→ **Aim**: Reproduce the records that follow in full, excluding any picture they contain.

→ **Data listing**:
## Start

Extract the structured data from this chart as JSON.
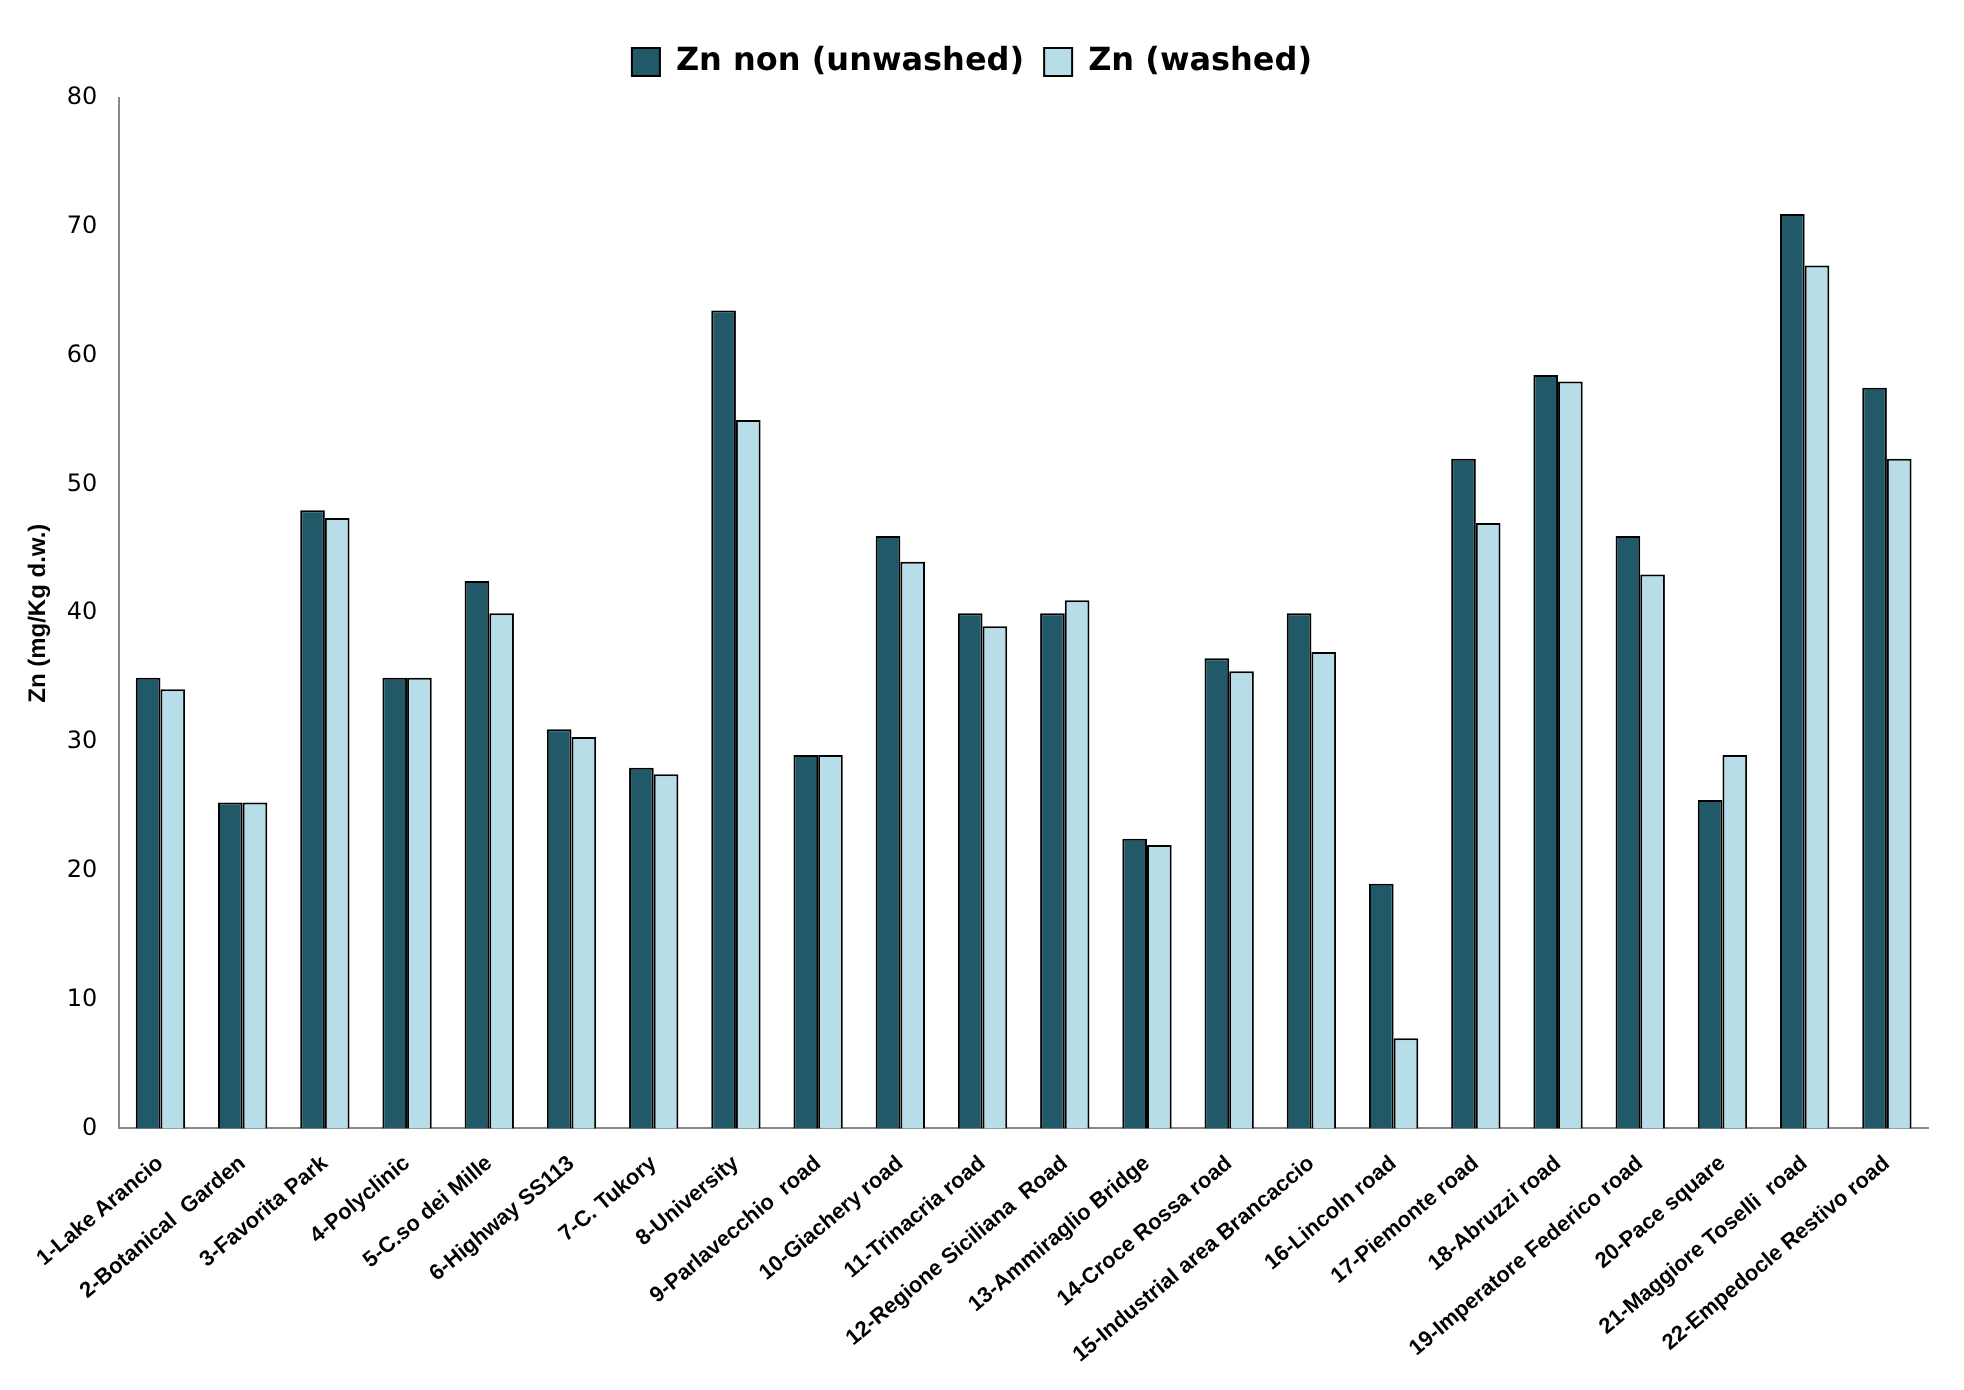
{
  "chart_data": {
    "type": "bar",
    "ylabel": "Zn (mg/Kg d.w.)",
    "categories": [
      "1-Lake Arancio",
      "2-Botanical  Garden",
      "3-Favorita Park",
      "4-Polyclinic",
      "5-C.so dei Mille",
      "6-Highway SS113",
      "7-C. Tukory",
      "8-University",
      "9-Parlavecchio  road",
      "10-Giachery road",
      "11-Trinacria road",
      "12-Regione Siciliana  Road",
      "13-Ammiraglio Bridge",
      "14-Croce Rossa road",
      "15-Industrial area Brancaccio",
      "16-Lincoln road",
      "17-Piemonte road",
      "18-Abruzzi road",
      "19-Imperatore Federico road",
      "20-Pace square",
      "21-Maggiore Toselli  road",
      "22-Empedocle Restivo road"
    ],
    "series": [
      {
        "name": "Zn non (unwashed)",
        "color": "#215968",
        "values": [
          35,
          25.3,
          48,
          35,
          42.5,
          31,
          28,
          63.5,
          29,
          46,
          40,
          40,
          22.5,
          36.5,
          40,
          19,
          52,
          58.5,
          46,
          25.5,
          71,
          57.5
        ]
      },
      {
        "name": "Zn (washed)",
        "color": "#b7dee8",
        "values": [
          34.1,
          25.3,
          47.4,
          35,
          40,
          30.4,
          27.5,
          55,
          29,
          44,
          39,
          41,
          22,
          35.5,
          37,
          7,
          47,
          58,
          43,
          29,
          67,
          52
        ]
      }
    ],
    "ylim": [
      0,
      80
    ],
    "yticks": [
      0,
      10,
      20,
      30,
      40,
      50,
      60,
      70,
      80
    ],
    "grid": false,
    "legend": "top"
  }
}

## End

→ **Final result**:
Extract the structured data from this chart as JSON.
{
  "chart_data": {
    "type": "bar",
    "ylabel": "Zn (mg/Kg d.w.)",
    "categories": [
      "1-Lake Arancio",
      "2-Botanical  Garden",
      "3-Favorita Park",
      "4-Polyclinic",
      "5-C.so dei Mille",
      "6-Highway SS113",
      "7-C. Tukory",
      "8-University",
      "9-Parlavecchio  road",
      "10-Giachery road",
      "11-Trinacria road",
      "12-Regione Siciliana  Road",
      "13-Ammiraglio Bridge",
      "14-Croce Rossa road",
      "15-Industrial area Brancaccio",
      "16-Lincoln road",
      "17-Piemonte road",
      "18-Abruzzi road",
      "19-Imperatore Federico road",
      "20-Pace square",
      "21-Maggiore Toselli  road",
      "22-Empedocle Restivo road"
    ],
    "series": [
      {
        "name": "Zn non (unwashed)",
        "color": "#215968",
        "values": [
          35,
          25.3,
          48,
          35,
          42.5,
          31,
          28,
          63.5,
          29,
          46,
          40,
          40,
          22.5,
          36.5,
          40,
          19,
          52,
          58.5,
          46,
          25.5,
          71,
          57.5
        ]
      },
      {
        "name": "Zn (washed)",
        "color": "#b7dee8",
        "values": [
          34.1,
          25.3,
          47.4,
          35,
          40,
          30.4,
          27.5,
          55,
          29,
          44,
          39,
          41,
          22,
          35.5,
          37,
          7,
          47,
          58,
          43,
          29,
          67,
          52
        ]
      }
    ],
    "ylim": [
      0,
      80
    ],
    "yticks": [
      0,
      10,
      20,
      30,
      40,
      50,
      60,
      70,
      80
    ],
    "grid": false,
    "legend": "top"
  }
}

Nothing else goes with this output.